[Data records]
╔══

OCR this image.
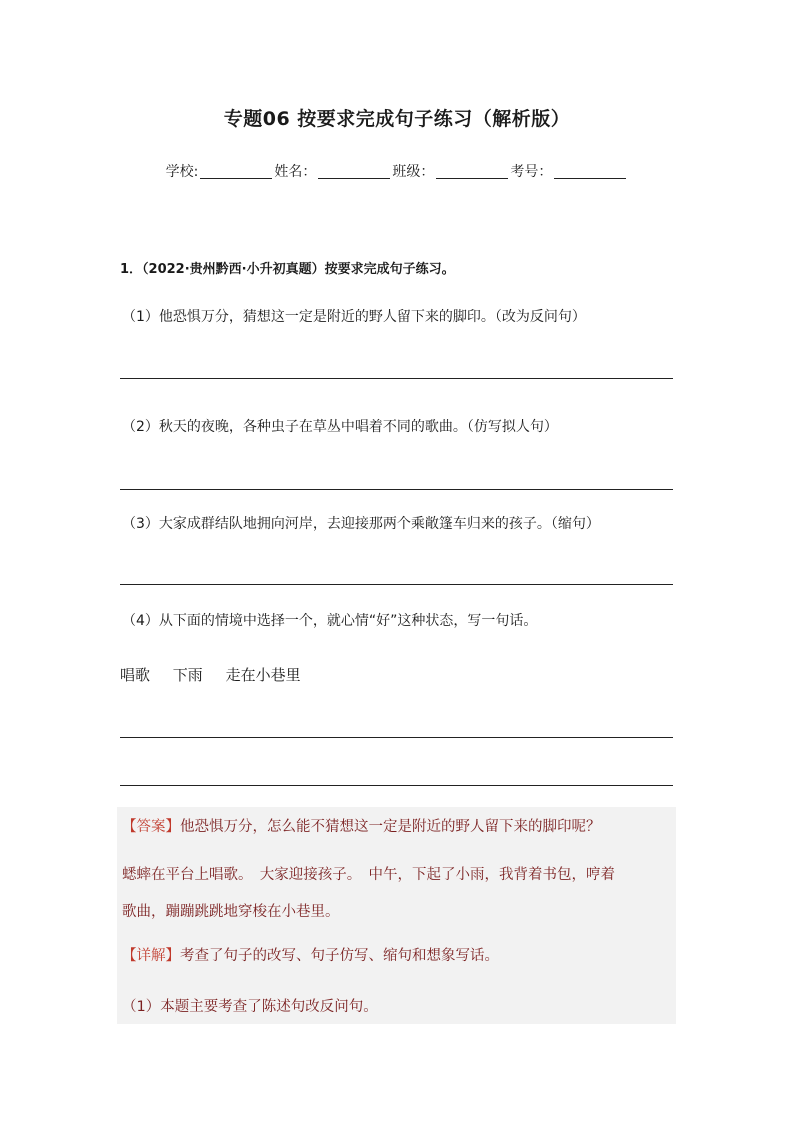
专题06 按要求完成句子练习（解析版）
学校:	姓名：	班级：	考号：
1．（2022·贵州黔西·小升初真题）按要求完成句子练习。
（1）他恐惧万分，猜想这一定是附近的野人留下来的脚印。（改为反问句）
（2）秋天的夜晚，各种虫子在草丛中唱着不同的歌曲。（仿写拟人句）
（3）大家成群结队地拥向河岸，去迎接那两个乘敞篷车归来的孩子。（缩句）
（4）从下面的情境中选择一个，就心情“好”这种状态，写一句话。
唱歌 下雨 走在小巷里
【答案】他恐惧万分，怎么能不猜想这一定是附近的野人留下来的脚印呢？
蟋蟀在平台上唱歌。　大家迎接孩子。　中午，下起了小雨，我背着书包，哼着
歌曲，蹦蹦跳跳地穿梭在小巷里。
【详解】考查了句子的改写、句子仿写、缩句和想象写话。
（1）本题主要考查了陈述句改反问句。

╚══

Short task
Say how many lines contain the string "按要求完成句子练习", giving nothing but the count.

Complete output
2